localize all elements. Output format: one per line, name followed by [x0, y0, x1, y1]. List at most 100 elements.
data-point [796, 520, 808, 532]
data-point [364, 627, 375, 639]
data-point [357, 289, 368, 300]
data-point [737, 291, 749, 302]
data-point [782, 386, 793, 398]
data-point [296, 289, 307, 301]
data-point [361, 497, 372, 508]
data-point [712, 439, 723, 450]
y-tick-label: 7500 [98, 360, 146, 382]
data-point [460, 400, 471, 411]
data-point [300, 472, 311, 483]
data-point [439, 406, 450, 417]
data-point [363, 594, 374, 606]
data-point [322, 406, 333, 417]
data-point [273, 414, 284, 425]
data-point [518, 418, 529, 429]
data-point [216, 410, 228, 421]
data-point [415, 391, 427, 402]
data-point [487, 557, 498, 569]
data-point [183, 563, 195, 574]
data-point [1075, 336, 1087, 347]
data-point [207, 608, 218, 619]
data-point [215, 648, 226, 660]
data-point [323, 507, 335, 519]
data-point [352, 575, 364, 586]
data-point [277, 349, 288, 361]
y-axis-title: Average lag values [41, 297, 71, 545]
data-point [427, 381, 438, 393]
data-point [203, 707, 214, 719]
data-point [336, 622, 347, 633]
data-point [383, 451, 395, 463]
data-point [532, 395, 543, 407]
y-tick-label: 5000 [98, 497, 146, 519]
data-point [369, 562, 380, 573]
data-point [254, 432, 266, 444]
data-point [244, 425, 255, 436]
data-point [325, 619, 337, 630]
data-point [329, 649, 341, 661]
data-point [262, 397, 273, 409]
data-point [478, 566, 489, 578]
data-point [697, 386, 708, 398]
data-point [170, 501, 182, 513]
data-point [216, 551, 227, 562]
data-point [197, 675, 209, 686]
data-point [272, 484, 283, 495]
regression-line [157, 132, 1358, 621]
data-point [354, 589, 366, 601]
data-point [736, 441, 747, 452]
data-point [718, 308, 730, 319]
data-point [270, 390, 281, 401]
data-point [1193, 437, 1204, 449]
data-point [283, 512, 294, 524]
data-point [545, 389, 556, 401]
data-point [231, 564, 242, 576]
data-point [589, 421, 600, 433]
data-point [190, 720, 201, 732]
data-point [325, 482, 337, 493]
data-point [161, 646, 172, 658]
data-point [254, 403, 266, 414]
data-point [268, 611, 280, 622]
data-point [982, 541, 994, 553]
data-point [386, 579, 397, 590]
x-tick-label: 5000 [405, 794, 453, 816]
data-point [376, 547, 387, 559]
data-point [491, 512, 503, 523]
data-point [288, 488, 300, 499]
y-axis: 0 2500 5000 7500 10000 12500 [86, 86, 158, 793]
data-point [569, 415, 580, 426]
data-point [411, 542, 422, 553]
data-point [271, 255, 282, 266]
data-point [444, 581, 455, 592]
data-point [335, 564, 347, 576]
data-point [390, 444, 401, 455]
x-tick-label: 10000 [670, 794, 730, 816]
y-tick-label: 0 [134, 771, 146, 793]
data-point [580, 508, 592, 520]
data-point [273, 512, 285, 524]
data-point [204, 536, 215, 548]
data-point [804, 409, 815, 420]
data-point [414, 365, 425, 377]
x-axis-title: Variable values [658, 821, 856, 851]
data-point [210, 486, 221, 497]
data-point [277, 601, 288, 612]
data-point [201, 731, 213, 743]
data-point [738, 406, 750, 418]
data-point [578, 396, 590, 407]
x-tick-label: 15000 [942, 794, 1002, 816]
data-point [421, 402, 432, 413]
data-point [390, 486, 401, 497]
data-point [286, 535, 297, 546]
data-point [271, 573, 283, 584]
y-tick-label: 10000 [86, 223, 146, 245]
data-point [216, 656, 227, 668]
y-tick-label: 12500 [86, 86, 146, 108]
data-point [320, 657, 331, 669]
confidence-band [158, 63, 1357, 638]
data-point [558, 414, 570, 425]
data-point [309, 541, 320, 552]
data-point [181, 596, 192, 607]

_Exercise goal_
Reproduce every line of the data above without changing anything, from first to last.

_Reply to the exercise_
localize all elements. Output format: one per line, name followed by [x0, y0, x1, y1]. List at most 100 elements.
data-point [796, 520, 808, 532]
data-point [364, 627, 375, 639]
data-point [357, 289, 368, 300]
data-point [737, 291, 749, 302]
data-point [782, 386, 793, 398]
data-point [296, 289, 307, 301]
data-point [361, 497, 372, 508]
data-point [712, 439, 723, 450]
y-tick-label: 7500 [98, 360, 146, 382]
data-point [460, 400, 471, 411]
data-point [300, 472, 311, 483]
data-point [439, 406, 450, 417]
data-point [363, 594, 374, 606]
data-point [322, 406, 333, 417]
data-point [273, 414, 284, 425]
data-point [518, 418, 529, 429]
data-point [216, 410, 228, 421]
data-point [415, 391, 427, 402]
data-point [487, 557, 498, 569]
data-point [183, 563, 195, 574]
data-point [1075, 336, 1087, 347]
data-point [207, 608, 218, 619]
data-point [215, 648, 226, 660]
data-point [323, 507, 335, 519]
data-point [352, 575, 364, 586]
data-point [277, 349, 288, 361]
y-axis-title: Average lag values [41, 297, 71, 545]
data-point [427, 381, 438, 393]
data-point [203, 707, 214, 719]
data-point [336, 622, 347, 633]
data-point [383, 451, 395, 463]
data-point [532, 395, 543, 407]
y-tick-label: 5000 [98, 497, 146, 519]
data-point [369, 562, 380, 573]
data-point [254, 432, 266, 444]
data-point [244, 425, 255, 436]
data-point [325, 619, 337, 630]
data-point [329, 649, 341, 661]
data-point [262, 397, 273, 409]
data-point [478, 566, 489, 578]
data-point [697, 386, 708, 398]
data-point [170, 501, 182, 513]
data-point [216, 551, 227, 562]
data-point [197, 675, 209, 686]
data-point [272, 484, 283, 495]
regression-line [157, 132, 1358, 621]
data-point [354, 589, 366, 601]
data-point [736, 441, 747, 452]
data-point [718, 308, 730, 319]
data-point [270, 390, 281, 401]
data-point [1193, 437, 1204, 449]
data-point [283, 512, 294, 524]
data-point [545, 389, 556, 401]
data-point [231, 564, 242, 576]
data-point [589, 421, 600, 433]
data-point [190, 720, 201, 732]
data-point [325, 482, 337, 493]
data-point [161, 646, 172, 658]
data-point [254, 403, 266, 414]
data-point [268, 611, 280, 622]
data-point [982, 541, 994, 553]
data-point [386, 579, 397, 590]
x-tick-label: 5000 [405, 794, 453, 816]
data-point [376, 547, 387, 559]
data-point [491, 512, 503, 523]
data-point [288, 488, 300, 499]
y-axis: 0 2500 5000 7500 10000 12500 [86, 86, 158, 793]
data-point [569, 415, 580, 426]
data-point [411, 542, 422, 553]
data-point [271, 255, 282, 266]
data-point [444, 581, 455, 592]
data-point [335, 564, 347, 576]
data-point [390, 444, 401, 455]
x-tick-label: 10000 [670, 794, 730, 816]
y-tick-label: 0 [134, 771, 146, 793]
data-point [580, 508, 592, 520]
data-point [273, 512, 285, 524]
data-point [204, 536, 215, 548]
data-point [804, 409, 815, 420]
data-point [414, 365, 425, 377]
x-axis-title: Variable values [658, 821, 856, 851]
data-point [210, 486, 221, 497]
data-point [277, 601, 288, 612]
data-point [201, 731, 213, 743]
data-point [738, 406, 750, 418]
data-point [578, 396, 590, 407]
x-tick-label: 15000 [942, 794, 1002, 816]
data-point [421, 402, 432, 413]
data-point [390, 486, 401, 497]
data-point [286, 535, 297, 546]
data-point [271, 573, 283, 584]
y-tick-label: 10000 [86, 223, 146, 245]
data-point [216, 656, 227, 668]
y-tick-label: 12500 [86, 86, 146, 108]
data-point [320, 657, 331, 669]
confidence-band [158, 63, 1357, 638]
data-point [558, 414, 570, 425]
data-point [309, 541, 320, 552]
data-point [181, 596, 192, 607]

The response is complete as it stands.